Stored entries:

↓

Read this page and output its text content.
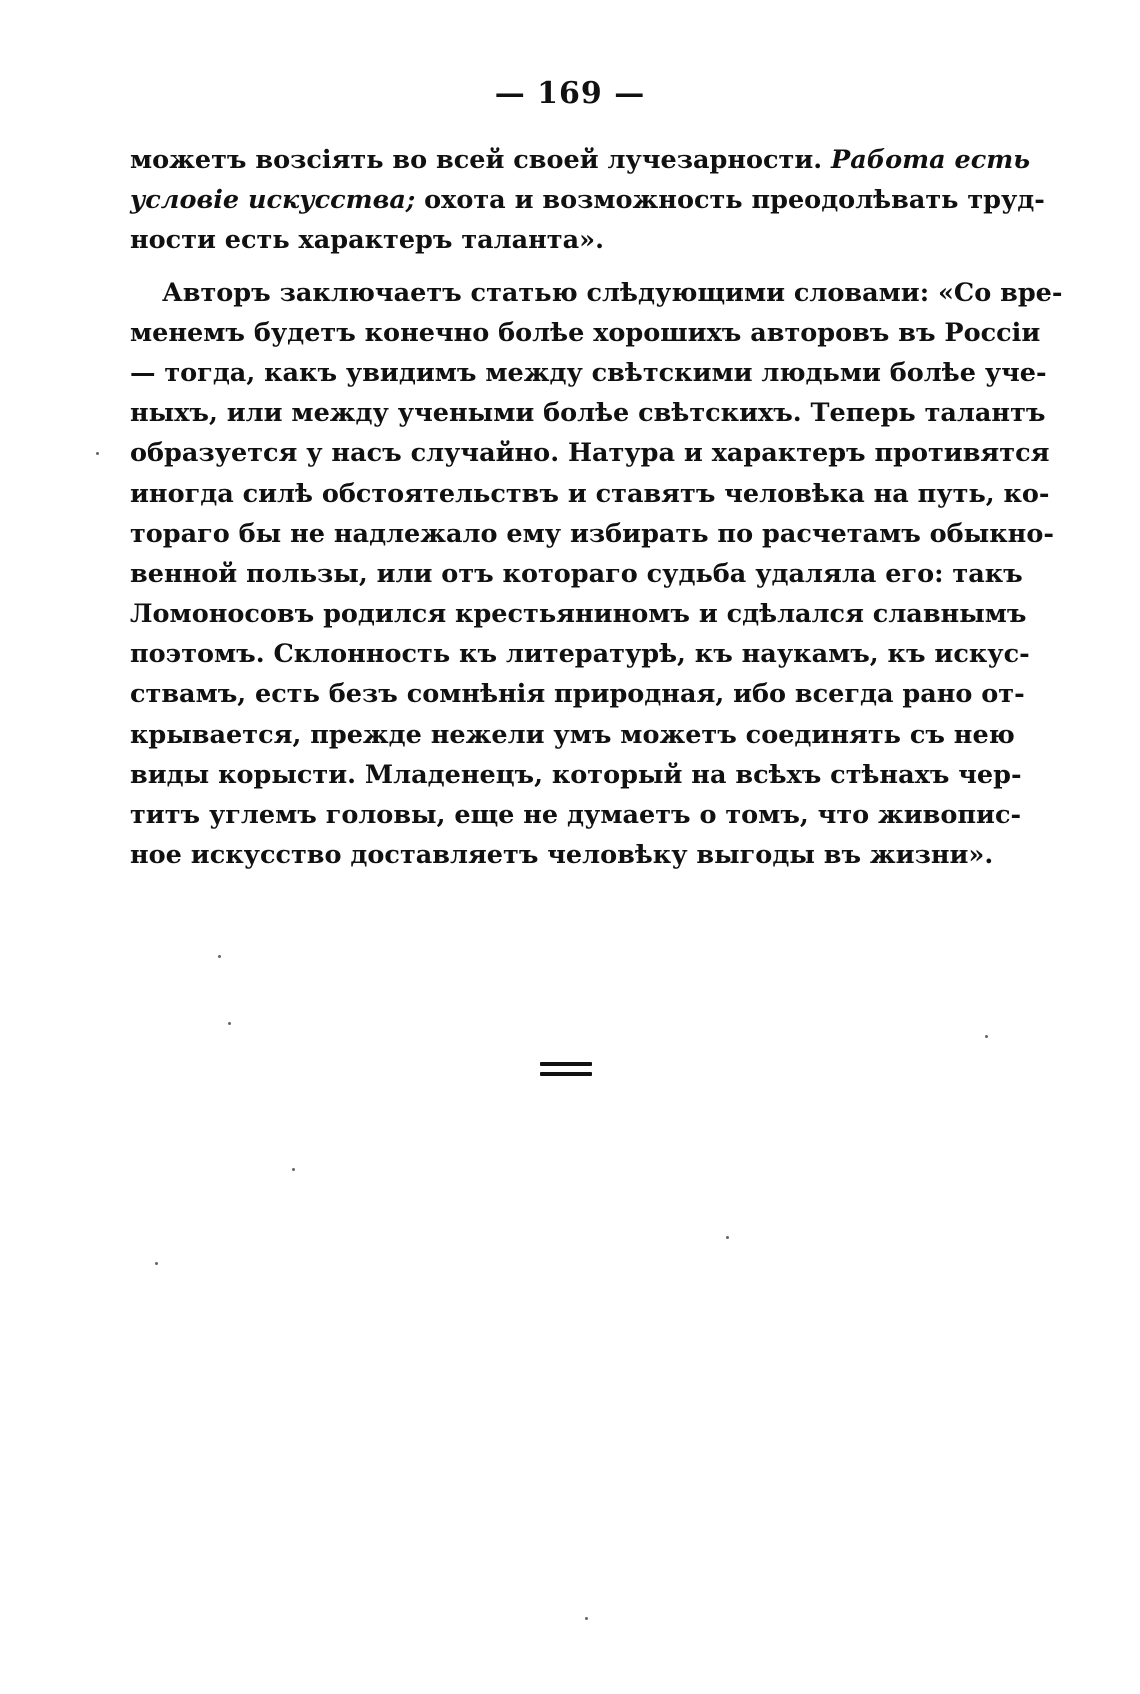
— 169 —
можетъ возсіять во всей своей лучезарности. Работа есть
условіе искусства; охота и возможность преодолѣвать труд-
ности есть характеръ таланта».
Авторъ заключаетъ статью слѣдующими словами: «Со вре-
менемъ будетъ конечно болѣе хорошихъ авторовъ въ Россіи
— тогда, какъ увидимъ между свѣтскими людьми болѣе уче-
ныхъ, или между учеными болѣе свѣтскихъ. Теперь талантъ
образуется у насъ случайно. Натура и характеръ противятся
иногда силѣ обстоятельствъ и ставятъ человѣка на путь, ко-
тораго бы не надлежало ему избирать по расчетамъ обыкно-
венной пользы, или отъ котораго судьба удаляла его: такъ
Ломоносовъ родился крестьяниномъ и сдѣлался славнымъ
поэтомъ. Склонность къ литературѣ, къ наукамъ, къ искус-
ствамъ, есть безъ сомнѣнія природная, ибо всегда рано от-
крывается, прежде нежели умъ можетъ соединять съ нею
виды корысти. Младенецъ, который на всѣхъ стѣнахъ чер-
титъ углемъ головы, еще не думаетъ о томъ, что живопис-
ное искусство доставляетъ человѣку выгоды въ жизни».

↑

Give back the whole listing as it stands, minus its pictures.

Task response:
Read this page and output its text content.
— 169 —
можетъ возсіять во всей своей лучезарности. Работа есть
условіе искусства; охота и возможность преодолѣвать труд-
ности есть характеръ таланта».
Авторъ заключаетъ статью слѣдующими словами: «Со вре-
менемъ будетъ конечно болѣе хорошихъ авторовъ въ Россіи
— тогда, какъ увидимъ между свѣтскими людьми болѣе уче-
ныхъ, или между учеными болѣе свѣтскихъ. Теперь талантъ
образуется у насъ случайно. Натура и характеръ противятся
иногда силѣ обстоятельствъ и ставятъ человѣка на путь, ко-
тораго бы не надлежало ему избирать по расчетамъ обыкно-
венной пользы, или отъ котораго судьба удаляла его: такъ
Ломоносовъ родился крестьяниномъ и сдѣлался славнымъ
поэтомъ. Склонность къ литературѣ, къ наукамъ, къ искус-
ствамъ, есть безъ сомнѣнія природная, ибо всегда рано от-
крывается, прежде нежели умъ можетъ соединять съ нею
виды корысти. Младенецъ, который на всѣхъ стѣнахъ чер-
титъ углемъ головы, еще не думаетъ о томъ, что живопис-
ное искусство доставляетъ человѣку выгоды въ жизни».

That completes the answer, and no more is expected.